### WHAT YOU ARE ASKED TO DO
Give every entry again, unchanged, and leave its images out.
--- START ---
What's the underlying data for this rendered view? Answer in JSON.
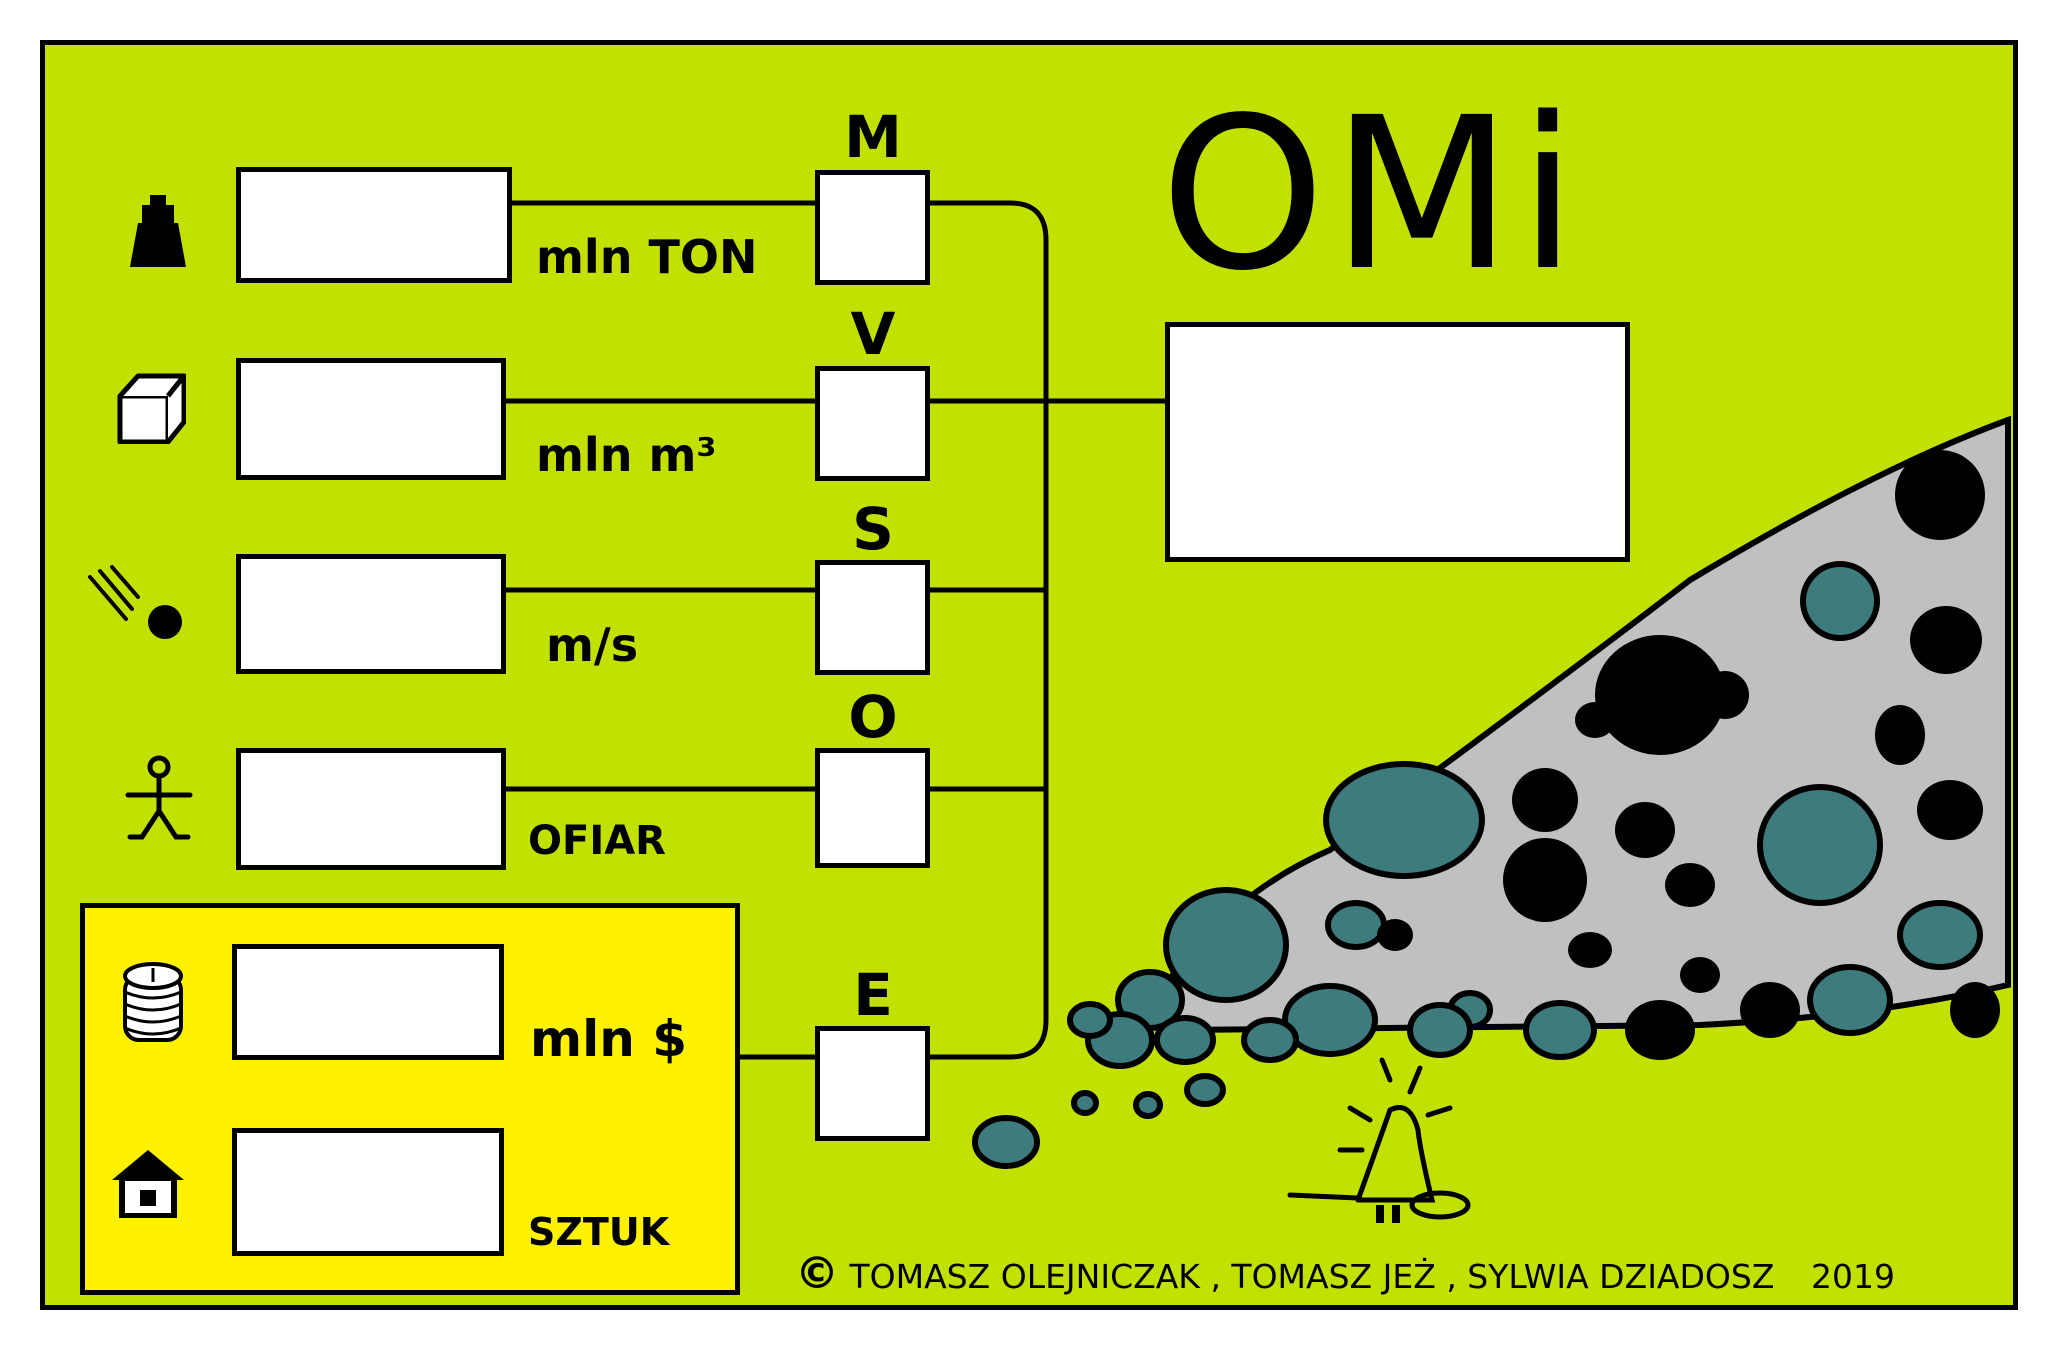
{
  "title": "OMi",
  "rows": [
    {
      "unit": "mln TON",
      "letter": "M",
      "icon": "weight-icon"
    },
    {
      "unit": "mln m³",
      "letter": "V",
      "icon": "cube-icon"
    },
    {
      "unit": "m/s",
      "letter": "S",
      "icon": "meteor-icon"
    },
    {
      "unit": "OFIAR",
      "letter": "O",
      "icon": "person-icon"
    },
    {
      "unit": "mln $",
      "letter": "E",
      "icon": "coins-icon"
    },
    {
      "unit": "SZTUK",
      "icon": "house-icon"
    }
  ],
  "credit": {
    "symbol": "©",
    "text": "TOMASZ OLEJNICZAK , TOMASZ JEŻ , SYLWIA DZIADOSZ",
    "year": "2019"
  },
  "colors": {
    "background": "#c3e100",
    "yellow_panel": "#fff200",
    "rock_pile": "#c0c0c0",
    "teal_rock": "#3d7b7d"
  }
}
--- END ---
### FINAL ANSWER
What's the underlying data for this rendered view? Answer in JSON.
{
  "title": "OMi",
  "rows": [
    {
      "unit": "mln TON",
      "letter": "M",
      "icon": "weight-icon"
    },
    {
      "unit": "mln m³",
      "letter": "V",
      "icon": "cube-icon"
    },
    {
      "unit": "m/s",
      "letter": "S",
      "icon": "meteor-icon"
    },
    {
      "unit": "OFIAR",
      "letter": "O",
      "icon": "person-icon"
    },
    {
      "unit": "mln $",
      "letter": "E",
      "icon": "coins-icon"
    },
    {
      "unit": "SZTUK",
      "icon": "house-icon"
    }
  ],
  "credit": {
    "symbol": "©",
    "text": "TOMASZ OLEJNICZAK , TOMASZ JEŻ , SYLWIA DZIADOSZ",
    "year": "2019"
  },
  "colors": {
    "background": "#c3e100",
    "yellow_panel": "#fff200",
    "rock_pile": "#c0c0c0",
    "teal_rock": "#3d7b7d"
  }
}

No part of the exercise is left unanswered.